EXERCISE: Output the full material exactly as it appears here.

INPUT RECORDS:

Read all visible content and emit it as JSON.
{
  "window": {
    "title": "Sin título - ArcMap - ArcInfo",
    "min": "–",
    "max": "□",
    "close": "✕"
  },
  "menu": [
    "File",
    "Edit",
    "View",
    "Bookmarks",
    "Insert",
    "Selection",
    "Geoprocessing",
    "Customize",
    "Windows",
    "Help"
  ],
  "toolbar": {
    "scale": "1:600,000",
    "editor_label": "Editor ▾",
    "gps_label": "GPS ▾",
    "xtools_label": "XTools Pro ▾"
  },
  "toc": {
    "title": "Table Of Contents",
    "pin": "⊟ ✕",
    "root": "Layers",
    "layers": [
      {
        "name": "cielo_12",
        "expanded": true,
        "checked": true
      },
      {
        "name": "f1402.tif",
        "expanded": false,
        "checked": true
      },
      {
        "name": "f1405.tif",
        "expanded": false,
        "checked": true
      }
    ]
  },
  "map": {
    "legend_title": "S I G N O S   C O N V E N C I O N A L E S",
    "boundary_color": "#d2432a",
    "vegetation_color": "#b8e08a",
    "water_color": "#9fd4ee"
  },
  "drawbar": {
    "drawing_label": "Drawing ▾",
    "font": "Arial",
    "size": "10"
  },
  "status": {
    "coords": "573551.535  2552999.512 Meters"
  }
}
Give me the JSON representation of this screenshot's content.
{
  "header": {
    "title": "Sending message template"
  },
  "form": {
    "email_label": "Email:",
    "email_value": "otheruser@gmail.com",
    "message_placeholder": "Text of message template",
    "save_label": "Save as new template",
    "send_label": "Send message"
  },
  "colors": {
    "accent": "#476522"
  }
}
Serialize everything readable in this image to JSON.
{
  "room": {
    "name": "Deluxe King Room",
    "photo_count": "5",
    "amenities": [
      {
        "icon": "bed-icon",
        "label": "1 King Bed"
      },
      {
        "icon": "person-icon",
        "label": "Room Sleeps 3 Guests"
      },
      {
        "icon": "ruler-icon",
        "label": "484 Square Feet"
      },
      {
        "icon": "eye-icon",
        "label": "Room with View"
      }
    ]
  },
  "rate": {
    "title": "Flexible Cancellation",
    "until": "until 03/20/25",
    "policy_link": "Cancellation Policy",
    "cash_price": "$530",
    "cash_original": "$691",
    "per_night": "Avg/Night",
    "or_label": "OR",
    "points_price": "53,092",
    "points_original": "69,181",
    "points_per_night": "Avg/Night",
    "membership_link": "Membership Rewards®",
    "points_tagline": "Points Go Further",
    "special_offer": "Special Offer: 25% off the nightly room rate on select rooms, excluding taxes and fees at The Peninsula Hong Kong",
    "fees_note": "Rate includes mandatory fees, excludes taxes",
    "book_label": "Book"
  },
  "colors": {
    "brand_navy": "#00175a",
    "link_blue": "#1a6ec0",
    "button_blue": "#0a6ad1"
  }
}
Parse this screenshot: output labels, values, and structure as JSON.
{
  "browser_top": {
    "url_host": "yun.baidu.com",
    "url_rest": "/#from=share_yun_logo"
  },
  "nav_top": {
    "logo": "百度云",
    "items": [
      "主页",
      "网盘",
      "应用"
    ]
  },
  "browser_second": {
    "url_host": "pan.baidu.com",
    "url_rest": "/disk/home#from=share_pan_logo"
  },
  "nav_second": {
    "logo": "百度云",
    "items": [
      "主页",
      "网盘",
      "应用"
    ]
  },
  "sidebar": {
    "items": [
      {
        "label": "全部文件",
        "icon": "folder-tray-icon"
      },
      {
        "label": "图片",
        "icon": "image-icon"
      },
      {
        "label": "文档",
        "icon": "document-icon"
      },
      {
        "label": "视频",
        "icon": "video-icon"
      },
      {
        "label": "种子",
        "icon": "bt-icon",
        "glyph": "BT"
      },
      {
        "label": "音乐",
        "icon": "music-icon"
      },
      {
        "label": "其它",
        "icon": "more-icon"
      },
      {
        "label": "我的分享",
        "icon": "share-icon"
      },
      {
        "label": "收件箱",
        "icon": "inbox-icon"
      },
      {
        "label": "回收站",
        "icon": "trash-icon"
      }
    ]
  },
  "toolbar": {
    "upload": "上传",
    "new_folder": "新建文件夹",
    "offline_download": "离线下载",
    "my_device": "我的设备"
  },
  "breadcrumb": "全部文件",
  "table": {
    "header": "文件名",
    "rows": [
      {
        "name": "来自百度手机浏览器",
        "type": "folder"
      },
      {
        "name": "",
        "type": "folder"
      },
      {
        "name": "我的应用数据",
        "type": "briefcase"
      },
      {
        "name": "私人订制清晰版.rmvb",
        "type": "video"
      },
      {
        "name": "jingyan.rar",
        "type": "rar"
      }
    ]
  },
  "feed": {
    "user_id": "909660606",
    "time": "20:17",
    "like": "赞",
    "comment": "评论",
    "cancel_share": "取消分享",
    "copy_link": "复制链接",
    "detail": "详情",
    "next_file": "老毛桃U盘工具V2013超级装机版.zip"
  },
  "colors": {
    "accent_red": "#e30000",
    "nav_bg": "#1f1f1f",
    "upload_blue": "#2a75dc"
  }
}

EXERCISE SOLUTION:
Read all visible content and emit it as JSON.
{
  "window": {
    "title": "Sin título - ArcMap - ArcInfo",
    "min": "–",
    "max": "□",
    "close": "✕"
  },
  "menu": [
    "File",
    "Edit",
    "View",
    "Bookmarks",
    "Insert",
    "Selection",
    "Geoprocessing",
    "Customize",
    "Windows",
    "Help"
  ],
  "toolbar": {
    "scale": "1:600,000",
    "editor_label": "Editor ▾",
    "gps_label": "GPS ▾",
    "xtools_label": "XTools Pro ▾"
  },
  "toc": {
    "title": "Table Of Contents",
    "pin": "⊟ ✕",
    "root": "Layers",
    "layers": [
      {
        "name": "cielo_12",
        "expanded": true,
        "checked": true
      },
      {
        "name": "f1402.tif",
        "expanded": false,
        "checked": true
      },
      {
        "name": "f1405.tif",
        "expanded": false,
        "checked": true
      }
    ]
  },
  "map": {
    "legend_title": "S I G N O S   C O N V E N C I O N A L E S",
    "boundary_color": "#d2432a",
    "vegetation_color": "#b8e08a",
    "water_color": "#9fd4ee"
  },
  "drawbar": {
    "drawing_label": "Drawing ▾",
    "font": "Arial",
    "size": "10"
  },
  "status": {
    "coords": "573551.535  2552999.512 Meters"
  }
}
Give me the JSON representation of this screenshot's content.
{
  "header": {
    "title": "Sending message template"
  },
  "form": {
    "email_label": "Email:",
    "email_value": "otheruser@gmail.com",
    "message_placeholder": "Text of message template",
    "save_label": "Save as new template",
    "send_label": "Send message"
  },
  "colors": {
    "accent": "#476522"
  }
}
Serialize everything readable in this image to JSON.
{
  "room": {
    "name": "Deluxe King Room",
    "photo_count": "5",
    "amenities": [
      {
        "icon": "bed-icon",
        "label": "1 King Bed"
      },
      {
        "icon": "person-icon",
        "label": "Room Sleeps 3 Guests"
      },
      {
        "icon": "ruler-icon",
        "label": "484 Square Feet"
      },
      {
        "icon": "eye-icon",
        "label": "Room with View"
      }
    ]
  },
  "rate": {
    "title": "Flexible Cancellation",
    "until": "until 03/20/25",
    "policy_link": "Cancellation Policy",
    "cash_price": "$530",
    "cash_original": "$691",
    "per_night": "Avg/Night",
    "or_label": "OR",
    "points_price": "53,092",
    "points_original": "69,181",
    "points_per_night": "Avg/Night",
    "membership_link": "Membership Rewards®",
    "points_tagline": "Points Go Further",
    "special_offer": "Special Offer: 25% off the nightly room rate on select rooms, excluding taxes and fees at The Peninsula Hong Kong",
    "fees_note": "Rate includes mandatory fees, excludes taxes",
    "book_label": "Book"
  },
  "colors": {
    "brand_navy": "#00175a",
    "link_blue": "#1a6ec0",
    "button_blue": "#0a6ad1"
  }
}
Parse this screenshot: output labels, values, and structure as JSON.
{
  "browser_top": {
    "url_host": "yun.baidu.com",
    "url_rest": "/#from=share_yun_logo"
  },
  "nav_top": {
    "logo": "百度云",
    "items": [
      "主页",
      "网盘",
      "应用"
    ]
  },
  "browser_second": {
    "url_host": "pan.baidu.com",
    "url_rest": "/disk/home#from=share_pan_logo"
  },
  "nav_second": {
    "logo": "百度云",
    "items": [
      "主页",
      "网盘",
      "应用"
    ]
  },
  "sidebar": {
    "items": [
      {
        "label": "全部文件",
        "icon": "folder-tray-icon"
      },
      {
        "label": "图片",
        "icon": "image-icon"
      },
      {
        "label": "文档",
        "icon": "document-icon"
      },
      {
        "label": "视频",
        "icon": "video-icon"
      },
      {
        "label": "种子",
        "icon": "bt-icon",
        "glyph": "BT"
      },
      {
        "label": "音乐",
        "icon": "music-icon"
      },
      {
        "label": "其它",
        "icon": "more-icon"
      },
      {
        "label": "我的分享",
        "icon": "share-icon"
      },
      {
        "label": "收件箱",
        "icon": "inbox-icon"
      },
      {
        "label": "回收站",
        "icon": "trash-icon"
      }
    ]
  },
  "toolbar": {
    "upload": "上传",
    "new_folder": "新建文件夹",
    "offline_download": "离线下载",
    "my_device": "我的设备"
  },
  "breadcrumb": "全部文件",
  "table": {
    "header": "文件名",
    "rows": [
      {
        "name": "来自百度手机浏览器",
        "type": "folder"
      },
      {
        "name": "",
        "type": "folder"
      },
      {
        "name": "我的应用数据",
        "type": "briefcase"
      },
      {
        "name": "私人订制清晰版.rmvb",
        "type": "video"
      },
      {
        "name": "jingyan.rar",
        "type": "rar"
      }
    ]
  },
  "feed": {
    "user_id": "909660606",
    "time": "20:17",
    "like": "赞",
    "comment": "评论",
    "cancel_share": "取消分享",
    "copy_link": "复制链接",
    "detail": "详情",
    "next_file": "老毛桃U盘工具V2013超级装机版.zip"
  },
  "colors": {
    "accent_red": "#e30000",
    "nav_bg": "#1f1f1f",
    "upload_blue": "#2a75dc"
  }
}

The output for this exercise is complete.